Data to process:
^^^^^^^^

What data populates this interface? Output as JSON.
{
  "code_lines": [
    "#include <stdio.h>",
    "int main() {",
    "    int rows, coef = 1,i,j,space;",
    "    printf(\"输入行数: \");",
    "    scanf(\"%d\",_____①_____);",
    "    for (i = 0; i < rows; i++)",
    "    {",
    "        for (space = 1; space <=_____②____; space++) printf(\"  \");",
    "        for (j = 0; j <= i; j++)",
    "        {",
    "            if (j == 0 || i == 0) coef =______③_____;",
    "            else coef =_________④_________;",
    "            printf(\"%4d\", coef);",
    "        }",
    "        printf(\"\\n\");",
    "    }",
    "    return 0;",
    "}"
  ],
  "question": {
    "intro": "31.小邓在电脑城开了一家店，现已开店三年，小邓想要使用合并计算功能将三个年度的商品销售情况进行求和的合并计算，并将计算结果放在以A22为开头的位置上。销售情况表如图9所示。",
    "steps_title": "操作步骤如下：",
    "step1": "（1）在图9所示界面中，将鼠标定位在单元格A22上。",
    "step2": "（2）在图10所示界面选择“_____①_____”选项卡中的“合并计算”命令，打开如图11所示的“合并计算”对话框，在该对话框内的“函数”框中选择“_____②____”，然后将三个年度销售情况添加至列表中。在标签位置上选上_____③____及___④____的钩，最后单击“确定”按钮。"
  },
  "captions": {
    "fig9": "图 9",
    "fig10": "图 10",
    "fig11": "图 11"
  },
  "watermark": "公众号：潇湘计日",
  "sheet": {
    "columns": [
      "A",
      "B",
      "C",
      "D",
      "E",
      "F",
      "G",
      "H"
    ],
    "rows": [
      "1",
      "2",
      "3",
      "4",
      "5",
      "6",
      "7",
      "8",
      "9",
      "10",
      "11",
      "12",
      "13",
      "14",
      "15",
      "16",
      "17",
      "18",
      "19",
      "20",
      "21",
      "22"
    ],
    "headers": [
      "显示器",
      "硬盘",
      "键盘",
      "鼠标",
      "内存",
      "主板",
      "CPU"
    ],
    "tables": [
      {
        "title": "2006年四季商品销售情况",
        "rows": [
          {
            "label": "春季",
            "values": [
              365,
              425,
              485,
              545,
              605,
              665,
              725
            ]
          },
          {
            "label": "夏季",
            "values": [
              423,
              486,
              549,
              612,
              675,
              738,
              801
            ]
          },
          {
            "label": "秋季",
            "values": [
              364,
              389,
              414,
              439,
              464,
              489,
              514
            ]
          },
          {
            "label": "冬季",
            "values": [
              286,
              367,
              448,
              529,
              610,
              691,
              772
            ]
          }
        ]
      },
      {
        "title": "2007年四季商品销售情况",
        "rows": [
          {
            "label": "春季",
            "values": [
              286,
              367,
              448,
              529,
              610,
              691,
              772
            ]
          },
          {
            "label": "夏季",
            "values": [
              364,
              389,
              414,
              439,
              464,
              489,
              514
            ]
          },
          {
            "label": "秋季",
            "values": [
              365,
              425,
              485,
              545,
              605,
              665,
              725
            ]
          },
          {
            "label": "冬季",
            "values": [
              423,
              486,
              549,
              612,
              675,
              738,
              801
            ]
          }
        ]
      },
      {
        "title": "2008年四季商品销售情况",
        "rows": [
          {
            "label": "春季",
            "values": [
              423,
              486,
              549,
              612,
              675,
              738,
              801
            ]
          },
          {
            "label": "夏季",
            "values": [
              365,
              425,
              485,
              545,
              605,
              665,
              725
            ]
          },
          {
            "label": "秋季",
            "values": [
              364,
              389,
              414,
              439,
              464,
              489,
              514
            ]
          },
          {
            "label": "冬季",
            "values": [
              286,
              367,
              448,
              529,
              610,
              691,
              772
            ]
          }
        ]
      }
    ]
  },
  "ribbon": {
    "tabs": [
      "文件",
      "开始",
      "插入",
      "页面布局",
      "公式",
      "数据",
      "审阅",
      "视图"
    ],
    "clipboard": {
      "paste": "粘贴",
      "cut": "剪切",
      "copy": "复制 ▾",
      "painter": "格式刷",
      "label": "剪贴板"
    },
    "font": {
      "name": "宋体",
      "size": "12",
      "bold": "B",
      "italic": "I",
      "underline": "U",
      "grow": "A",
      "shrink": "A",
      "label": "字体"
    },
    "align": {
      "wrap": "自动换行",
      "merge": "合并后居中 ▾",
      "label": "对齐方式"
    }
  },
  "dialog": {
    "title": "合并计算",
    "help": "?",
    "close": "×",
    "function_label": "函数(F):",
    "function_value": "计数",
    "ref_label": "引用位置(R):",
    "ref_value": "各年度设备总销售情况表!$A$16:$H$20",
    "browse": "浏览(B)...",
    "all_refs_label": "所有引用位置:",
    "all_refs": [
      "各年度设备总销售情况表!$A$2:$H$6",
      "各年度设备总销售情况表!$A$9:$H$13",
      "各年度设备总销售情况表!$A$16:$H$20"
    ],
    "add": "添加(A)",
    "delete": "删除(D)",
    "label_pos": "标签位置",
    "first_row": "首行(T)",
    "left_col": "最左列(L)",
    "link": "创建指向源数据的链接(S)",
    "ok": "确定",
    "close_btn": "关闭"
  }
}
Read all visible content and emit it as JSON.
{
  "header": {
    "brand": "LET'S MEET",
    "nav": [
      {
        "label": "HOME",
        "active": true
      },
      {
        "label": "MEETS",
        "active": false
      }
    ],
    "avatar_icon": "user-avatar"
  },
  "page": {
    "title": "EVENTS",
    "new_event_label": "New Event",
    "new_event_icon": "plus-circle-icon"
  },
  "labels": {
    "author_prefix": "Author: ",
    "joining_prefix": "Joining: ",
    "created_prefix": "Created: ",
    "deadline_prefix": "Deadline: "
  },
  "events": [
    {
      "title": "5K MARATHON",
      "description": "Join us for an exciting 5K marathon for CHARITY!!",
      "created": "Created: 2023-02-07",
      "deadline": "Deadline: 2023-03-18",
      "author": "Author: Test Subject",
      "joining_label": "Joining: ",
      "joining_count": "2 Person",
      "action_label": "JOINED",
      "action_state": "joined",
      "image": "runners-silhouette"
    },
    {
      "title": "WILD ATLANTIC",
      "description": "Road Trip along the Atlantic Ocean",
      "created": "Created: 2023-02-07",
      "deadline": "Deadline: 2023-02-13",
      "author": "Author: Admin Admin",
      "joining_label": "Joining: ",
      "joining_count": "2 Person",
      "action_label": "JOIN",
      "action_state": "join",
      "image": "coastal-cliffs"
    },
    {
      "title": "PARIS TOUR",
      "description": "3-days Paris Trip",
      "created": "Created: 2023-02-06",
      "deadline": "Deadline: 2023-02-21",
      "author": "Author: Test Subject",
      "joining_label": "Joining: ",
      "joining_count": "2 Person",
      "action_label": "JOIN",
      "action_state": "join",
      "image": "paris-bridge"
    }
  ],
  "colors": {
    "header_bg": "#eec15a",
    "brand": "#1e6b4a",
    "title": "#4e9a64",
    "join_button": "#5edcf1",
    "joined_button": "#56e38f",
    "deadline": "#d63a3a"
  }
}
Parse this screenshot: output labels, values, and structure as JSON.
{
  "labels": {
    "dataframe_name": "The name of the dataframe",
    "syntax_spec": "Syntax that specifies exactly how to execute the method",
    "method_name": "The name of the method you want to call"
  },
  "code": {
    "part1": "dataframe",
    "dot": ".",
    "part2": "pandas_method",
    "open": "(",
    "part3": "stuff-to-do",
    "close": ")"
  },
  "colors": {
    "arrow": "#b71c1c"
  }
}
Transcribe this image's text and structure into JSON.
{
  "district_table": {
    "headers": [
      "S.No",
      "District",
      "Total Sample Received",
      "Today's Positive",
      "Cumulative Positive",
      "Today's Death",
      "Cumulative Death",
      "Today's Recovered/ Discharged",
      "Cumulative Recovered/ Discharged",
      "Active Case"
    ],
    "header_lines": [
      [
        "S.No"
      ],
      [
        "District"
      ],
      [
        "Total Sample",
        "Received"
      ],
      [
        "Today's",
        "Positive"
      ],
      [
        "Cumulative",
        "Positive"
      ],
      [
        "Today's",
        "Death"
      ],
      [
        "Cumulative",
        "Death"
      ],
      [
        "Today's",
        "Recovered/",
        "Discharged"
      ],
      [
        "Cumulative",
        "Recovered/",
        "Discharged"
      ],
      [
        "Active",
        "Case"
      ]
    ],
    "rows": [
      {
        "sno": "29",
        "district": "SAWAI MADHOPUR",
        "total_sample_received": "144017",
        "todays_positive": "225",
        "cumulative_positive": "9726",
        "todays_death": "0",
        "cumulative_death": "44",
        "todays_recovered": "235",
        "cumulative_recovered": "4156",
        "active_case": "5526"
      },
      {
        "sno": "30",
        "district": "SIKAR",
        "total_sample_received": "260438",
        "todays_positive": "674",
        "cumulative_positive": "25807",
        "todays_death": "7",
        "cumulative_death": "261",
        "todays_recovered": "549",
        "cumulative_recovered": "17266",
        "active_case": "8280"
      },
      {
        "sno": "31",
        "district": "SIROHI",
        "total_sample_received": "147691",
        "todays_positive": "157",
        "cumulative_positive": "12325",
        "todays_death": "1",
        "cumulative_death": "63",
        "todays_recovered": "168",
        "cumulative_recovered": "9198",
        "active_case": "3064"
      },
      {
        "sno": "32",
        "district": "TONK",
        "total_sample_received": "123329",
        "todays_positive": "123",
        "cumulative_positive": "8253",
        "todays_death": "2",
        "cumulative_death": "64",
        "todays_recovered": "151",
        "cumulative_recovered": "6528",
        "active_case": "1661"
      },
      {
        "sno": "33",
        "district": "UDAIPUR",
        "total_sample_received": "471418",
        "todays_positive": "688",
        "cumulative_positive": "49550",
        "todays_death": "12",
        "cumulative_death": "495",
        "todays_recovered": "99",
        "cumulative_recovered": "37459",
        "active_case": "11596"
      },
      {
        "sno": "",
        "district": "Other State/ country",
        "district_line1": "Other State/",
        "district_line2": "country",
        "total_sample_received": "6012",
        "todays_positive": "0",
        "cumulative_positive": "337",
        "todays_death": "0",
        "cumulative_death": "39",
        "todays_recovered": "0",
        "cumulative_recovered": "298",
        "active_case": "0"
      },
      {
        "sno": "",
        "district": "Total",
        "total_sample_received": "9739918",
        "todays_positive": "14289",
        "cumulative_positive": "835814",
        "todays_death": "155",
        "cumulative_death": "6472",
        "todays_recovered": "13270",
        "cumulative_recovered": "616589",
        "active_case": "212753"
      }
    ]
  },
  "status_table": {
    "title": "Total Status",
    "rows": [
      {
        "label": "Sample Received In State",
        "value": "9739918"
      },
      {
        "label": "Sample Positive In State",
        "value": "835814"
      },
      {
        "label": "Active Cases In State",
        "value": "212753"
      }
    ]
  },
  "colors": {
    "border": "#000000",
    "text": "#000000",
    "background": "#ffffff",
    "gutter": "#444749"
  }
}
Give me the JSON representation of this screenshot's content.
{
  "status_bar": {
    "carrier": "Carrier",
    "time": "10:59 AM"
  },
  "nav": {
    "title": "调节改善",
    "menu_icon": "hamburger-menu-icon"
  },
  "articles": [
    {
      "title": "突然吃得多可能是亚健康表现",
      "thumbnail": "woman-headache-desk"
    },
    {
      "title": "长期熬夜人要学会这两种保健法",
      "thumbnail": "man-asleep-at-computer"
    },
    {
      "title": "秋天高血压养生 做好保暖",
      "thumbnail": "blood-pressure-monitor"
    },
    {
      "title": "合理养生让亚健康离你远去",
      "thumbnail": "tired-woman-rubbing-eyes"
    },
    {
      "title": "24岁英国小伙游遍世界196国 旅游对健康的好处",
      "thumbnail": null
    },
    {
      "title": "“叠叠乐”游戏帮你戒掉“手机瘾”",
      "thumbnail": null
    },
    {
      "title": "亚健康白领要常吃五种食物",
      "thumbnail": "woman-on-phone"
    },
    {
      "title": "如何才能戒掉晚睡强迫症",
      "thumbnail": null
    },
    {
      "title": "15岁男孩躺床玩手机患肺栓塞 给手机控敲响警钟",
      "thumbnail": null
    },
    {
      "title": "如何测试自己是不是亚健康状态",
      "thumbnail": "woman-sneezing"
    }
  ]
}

^^^^^^^^

What to do:
Copy all lines of the material above where the string "woman" occurs.

The response:
      "thumbnail": "woman-headache-desk"
      "thumbnail": "tired-woman-rubbing-eyes"
      "thumbnail": "woman-on-phone"
      "thumbnail": "woman-sneezing"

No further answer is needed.